* begin Items *
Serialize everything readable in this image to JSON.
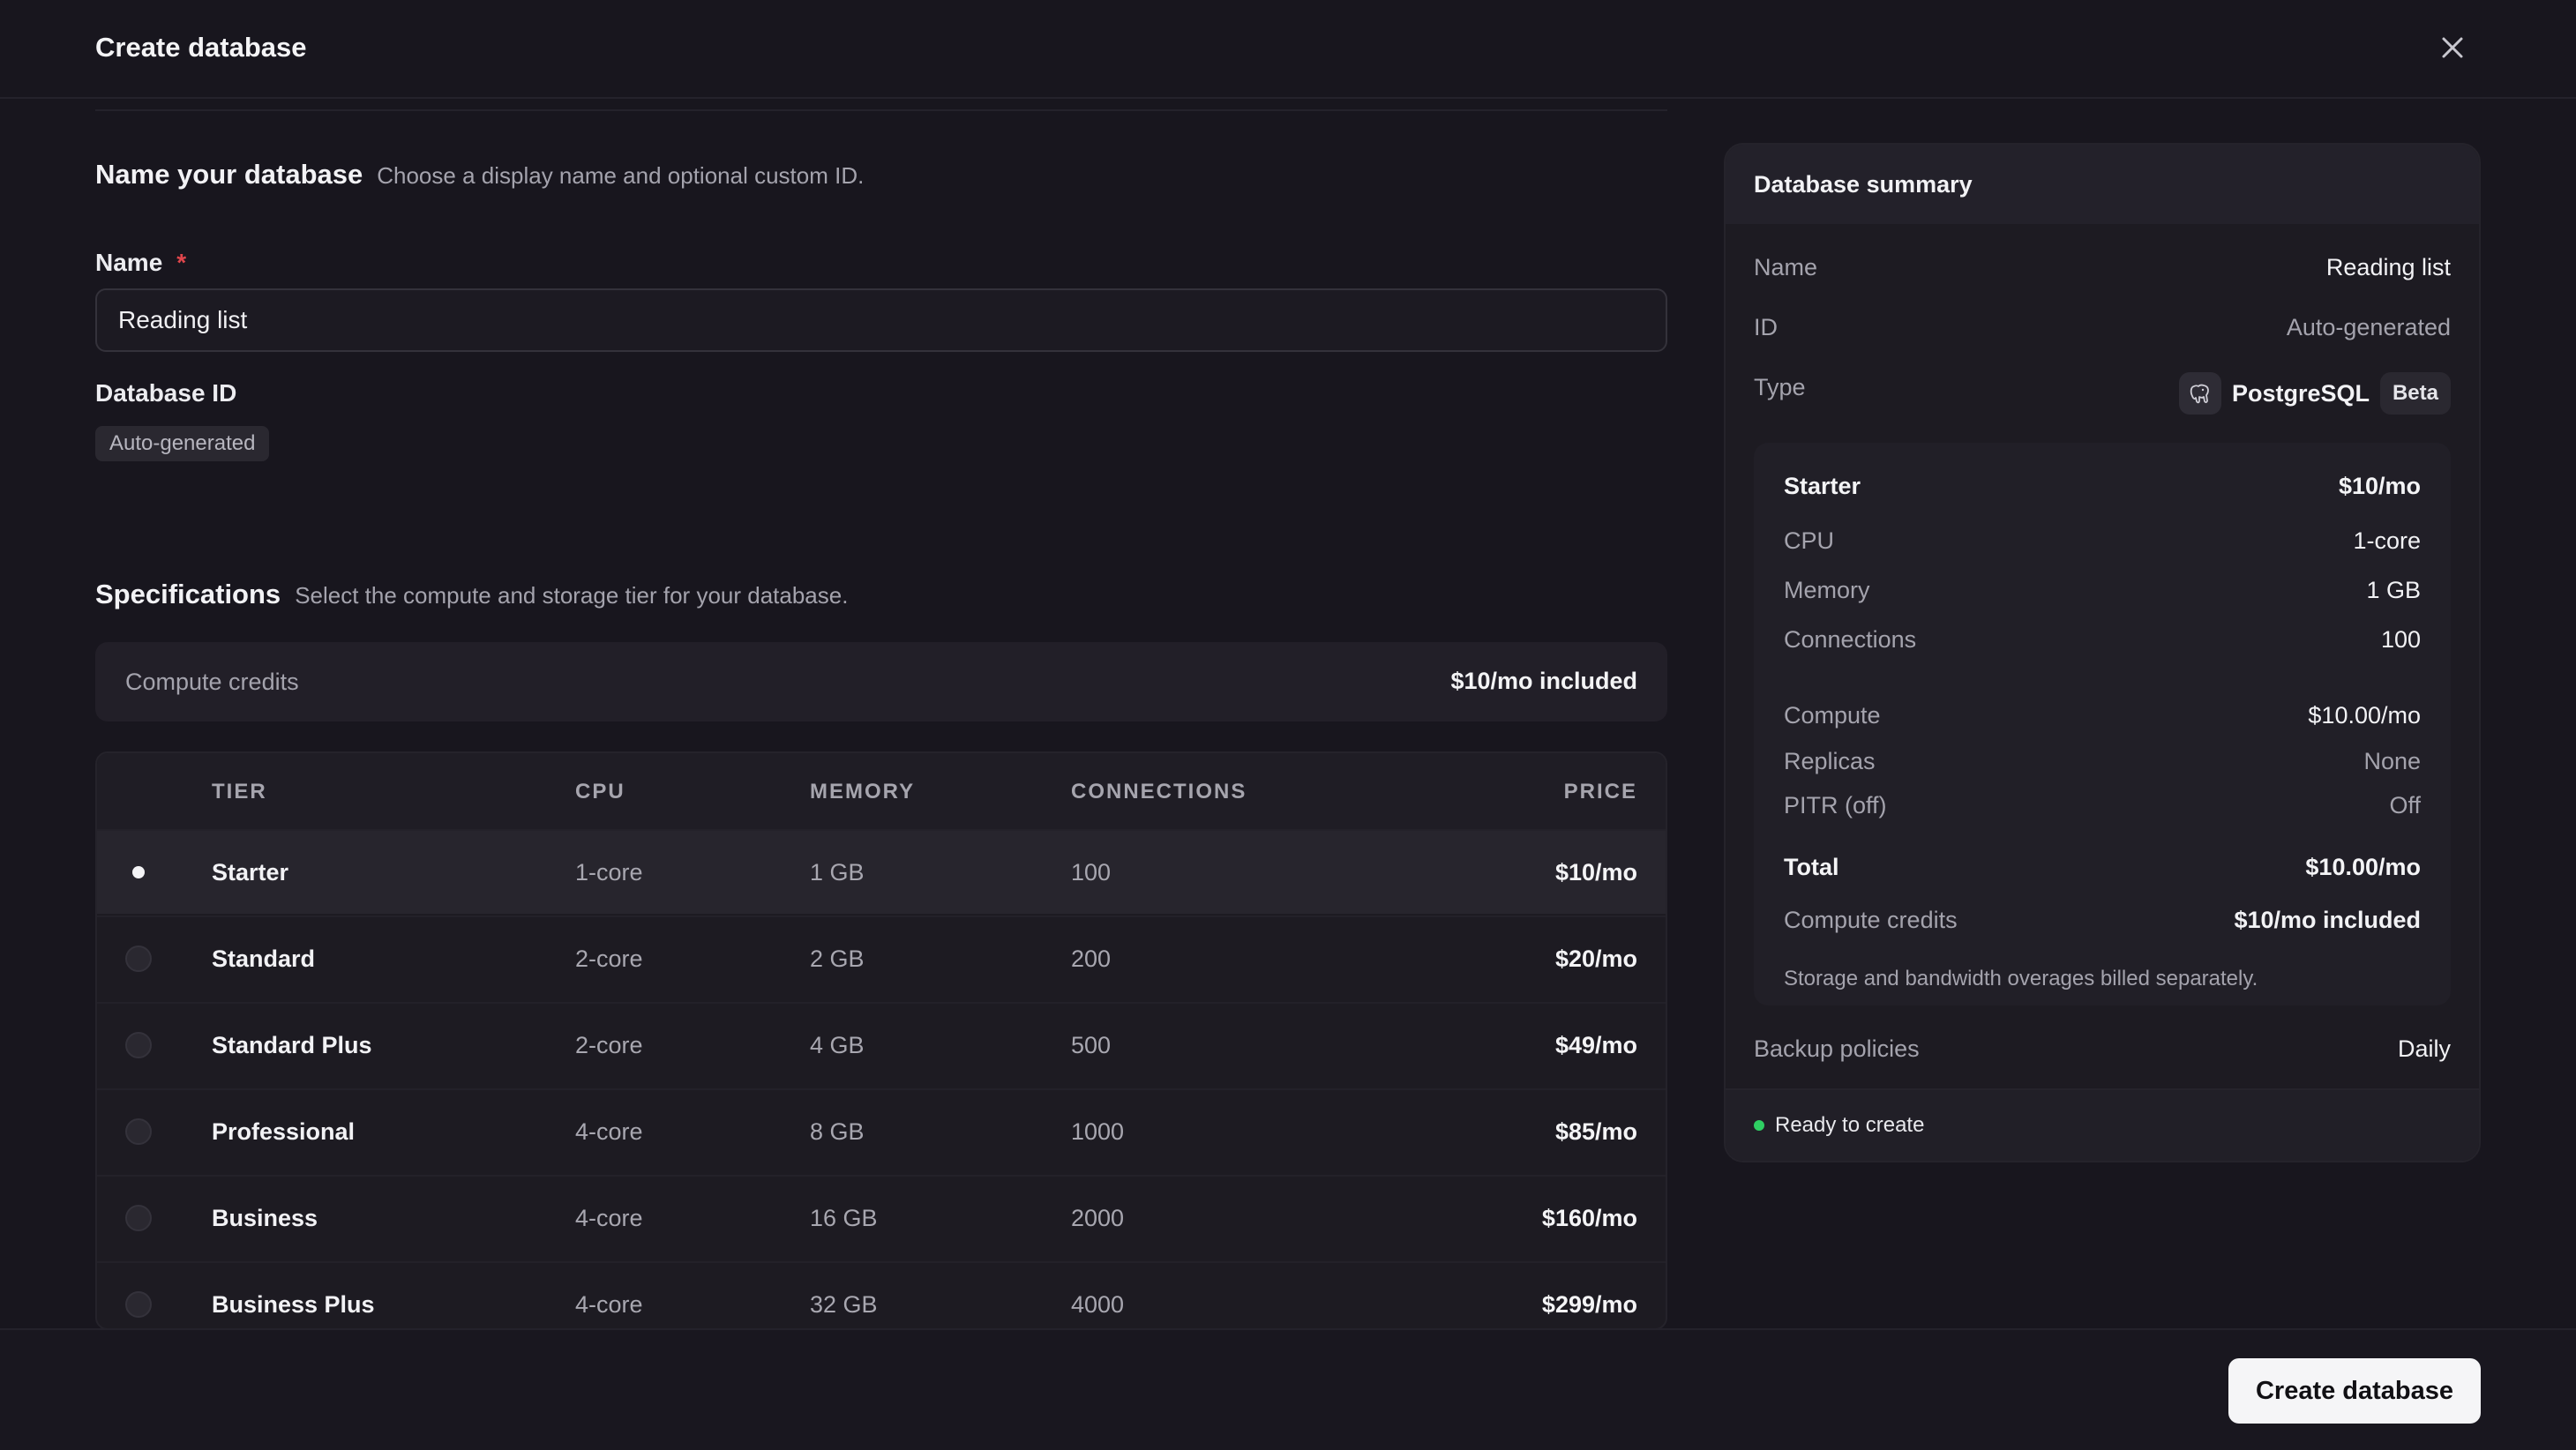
{
  "dialog": {
    "title": "Create database"
  },
  "name_section": {
    "heading": "Name your database",
    "subheading": "Choose a display name and optional custom ID.",
    "name_label": "Name",
    "required_mark": "*",
    "name_value": "Reading list",
    "id_label": "Database ID",
    "id_value": "Auto-generated"
  },
  "spec_section": {
    "heading": "Specifications",
    "subheading": "Select the compute and storage tier for your database.",
    "credits_label": "Compute credits",
    "credits_value": "$10/mo included"
  },
  "tier_table": {
    "headers": {
      "tier": "TIER",
      "cpu": "CPU",
      "memory": "MEMORY",
      "connections": "CONNECTIONS",
      "price": "PRICE"
    },
    "rows": [
      {
        "tier": "Starter",
        "cpu": "1-core",
        "memory": "1 GB",
        "connections": "100",
        "price": "$10/mo",
        "selected": true
      },
      {
        "tier": "Standard",
        "cpu": "2-core",
        "memory": "2 GB",
        "connections": "200",
        "price": "$20/mo",
        "selected": false
      },
      {
        "tier": "Standard Plus",
        "cpu": "2-core",
        "memory": "4 GB",
        "connections": "500",
        "price": "$49/mo",
        "selected": false
      },
      {
        "tier": "Professional",
        "cpu": "4-core",
        "memory": "8 GB",
        "connections": "1000",
        "price": "$85/mo",
        "selected": false
      },
      {
        "tier": "Business",
        "cpu": "4-core",
        "memory": "16 GB",
        "connections": "2000",
        "price": "$160/mo",
        "selected": false
      },
      {
        "tier": "Business Plus",
        "cpu": "4-core",
        "memory": "32 GB",
        "connections": "4000",
        "price": "$299/mo",
        "selected": false
      }
    ]
  },
  "summary": {
    "title": "Database summary",
    "name_label": "Name",
    "name_value": "Reading list",
    "id_label": "ID",
    "id_value": "Auto-generated",
    "type_label": "Type",
    "type_value": "PostgreSQL",
    "type_badge": "Beta",
    "plan_name": "Starter",
    "plan_price": "$10/mo",
    "cpu_label": "CPU",
    "cpu_value": "1-core",
    "memory_label": "Memory",
    "memory_value": "1 GB",
    "connections_label": "Connections",
    "connections_value": "100",
    "compute_label": "Compute",
    "compute_value": "$10.00/mo",
    "replicas_label": "Replicas",
    "replicas_value": "None",
    "pitr_label": "PITR (off)",
    "pitr_value": "Off",
    "total_label": "Total",
    "total_value": "$10.00/mo",
    "credits_label": "Compute credits",
    "credits_value": "$10/mo included",
    "note": "Storage and bandwidth overages billed separately.",
    "backup_label": "Backup policies",
    "backup_value": "Daily",
    "status": "Ready to create"
  },
  "footer": {
    "create_label": "Create database"
  },
  "colors": {
    "background": "#18161e",
    "ready_dot": "#2fcf63",
    "required": "#e0464c",
    "primary_button": "#f5f5f7"
  },
  "icons": {
    "close": "close-icon",
    "postgres": "postgres-elephant-icon"
  }
}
* end Items *
What to work on: Pictures excluded, quote all the data above exactly.

Solution for this problem:
Serialize everything readable in this image to JSON.
{
  "dialog": {
    "title": "Create database"
  },
  "name_section": {
    "heading": "Name your database",
    "subheading": "Choose a display name and optional custom ID.",
    "name_label": "Name",
    "required_mark": "*",
    "name_value": "Reading list",
    "id_label": "Database ID",
    "id_value": "Auto-generated"
  },
  "spec_section": {
    "heading": "Specifications",
    "subheading": "Select the compute and storage tier for your database.",
    "credits_label": "Compute credits",
    "credits_value": "$10/mo included"
  },
  "tier_table": {
    "headers": {
      "tier": "TIER",
      "cpu": "CPU",
      "memory": "MEMORY",
      "connections": "CONNECTIONS",
      "price": "PRICE"
    },
    "rows": [
      {
        "tier": "Starter",
        "cpu": "1-core",
        "memory": "1 GB",
        "connections": "100",
        "price": "$10/mo",
        "selected": true
      },
      {
        "tier": "Standard",
        "cpu": "2-core",
        "memory": "2 GB",
        "connections": "200",
        "price": "$20/mo",
        "selected": false
      },
      {
        "tier": "Standard Plus",
        "cpu": "2-core",
        "memory": "4 GB",
        "connections": "500",
        "price": "$49/mo",
        "selected": false
      },
      {
        "tier": "Professional",
        "cpu": "4-core",
        "memory": "8 GB",
        "connections": "1000",
        "price": "$85/mo",
        "selected": false
      },
      {
        "tier": "Business",
        "cpu": "4-core",
        "memory": "16 GB",
        "connections": "2000",
        "price": "$160/mo",
        "selected": false
      },
      {
        "tier": "Business Plus",
        "cpu": "4-core",
        "memory": "32 GB",
        "connections": "4000",
        "price": "$299/mo",
        "selected": false
      }
    ]
  },
  "summary": {
    "title": "Database summary",
    "name_label": "Name",
    "name_value": "Reading list",
    "id_label": "ID",
    "id_value": "Auto-generated",
    "type_label": "Type",
    "type_value": "PostgreSQL",
    "type_badge": "Beta",
    "plan_name": "Starter",
    "plan_price": "$10/mo",
    "cpu_label": "CPU",
    "cpu_value": "1-core",
    "memory_label": "Memory",
    "memory_value": "1 GB",
    "connections_label": "Connections",
    "connections_value": "100",
    "compute_label": "Compute",
    "compute_value": "$10.00/mo",
    "replicas_label": "Replicas",
    "replicas_value": "None",
    "pitr_label": "PITR (off)",
    "pitr_value": "Off",
    "total_label": "Total",
    "total_value": "$10.00/mo",
    "credits_label": "Compute credits",
    "credits_value": "$10/mo included",
    "note": "Storage and bandwidth overages billed separately.",
    "backup_label": "Backup policies",
    "backup_value": "Daily",
    "status": "Ready to create"
  },
  "footer": {
    "create_label": "Create database"
  },
  "colors": {
    "background": "#18161e",
    "ready_dot": "#2fcf63",
    "required": "#e0464c",
    "primary_button": "#f5f5f7"
  },
  "icons": {
    "close": "close-icon",
    "postgres": "postgres-elephant-icon"
  }
}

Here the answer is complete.